▶ WHAT YOU WILL DO
Look through the material and copy each line holding "larynx".

Dataset entries
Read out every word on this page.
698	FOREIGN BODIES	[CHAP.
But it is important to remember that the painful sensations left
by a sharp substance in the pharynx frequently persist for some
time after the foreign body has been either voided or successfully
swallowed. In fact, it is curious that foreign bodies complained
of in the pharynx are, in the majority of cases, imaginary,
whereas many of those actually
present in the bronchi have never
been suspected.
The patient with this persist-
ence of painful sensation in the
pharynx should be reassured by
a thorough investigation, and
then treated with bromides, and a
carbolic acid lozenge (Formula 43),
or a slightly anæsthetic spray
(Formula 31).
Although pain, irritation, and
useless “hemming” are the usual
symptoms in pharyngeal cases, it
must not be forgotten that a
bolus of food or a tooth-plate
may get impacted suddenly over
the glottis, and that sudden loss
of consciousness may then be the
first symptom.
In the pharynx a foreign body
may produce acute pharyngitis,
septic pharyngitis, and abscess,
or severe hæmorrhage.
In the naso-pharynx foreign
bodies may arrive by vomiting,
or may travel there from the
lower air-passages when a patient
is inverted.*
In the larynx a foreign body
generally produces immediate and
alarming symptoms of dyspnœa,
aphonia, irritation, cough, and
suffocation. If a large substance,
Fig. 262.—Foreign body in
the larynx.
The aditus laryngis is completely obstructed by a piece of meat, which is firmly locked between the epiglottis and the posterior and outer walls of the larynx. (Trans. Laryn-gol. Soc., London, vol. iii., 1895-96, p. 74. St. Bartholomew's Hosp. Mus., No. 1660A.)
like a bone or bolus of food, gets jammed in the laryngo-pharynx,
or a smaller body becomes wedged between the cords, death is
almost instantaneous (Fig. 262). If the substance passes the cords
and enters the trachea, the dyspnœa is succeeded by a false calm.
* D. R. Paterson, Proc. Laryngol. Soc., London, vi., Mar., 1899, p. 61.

▶ THE RESPONSE
In the larynx a foreign body
the larynx.
The aditus laryngis is completely obstructed by a piece of meat, which is firmly locked between the epiglottis and the posterior and outer walls of the larynx. (Trans. Laryn-gol. Soc., London, vol. iii., 1895-96, p. 74. St. Bartholomew's Hosp. Mus., No. 1660A.)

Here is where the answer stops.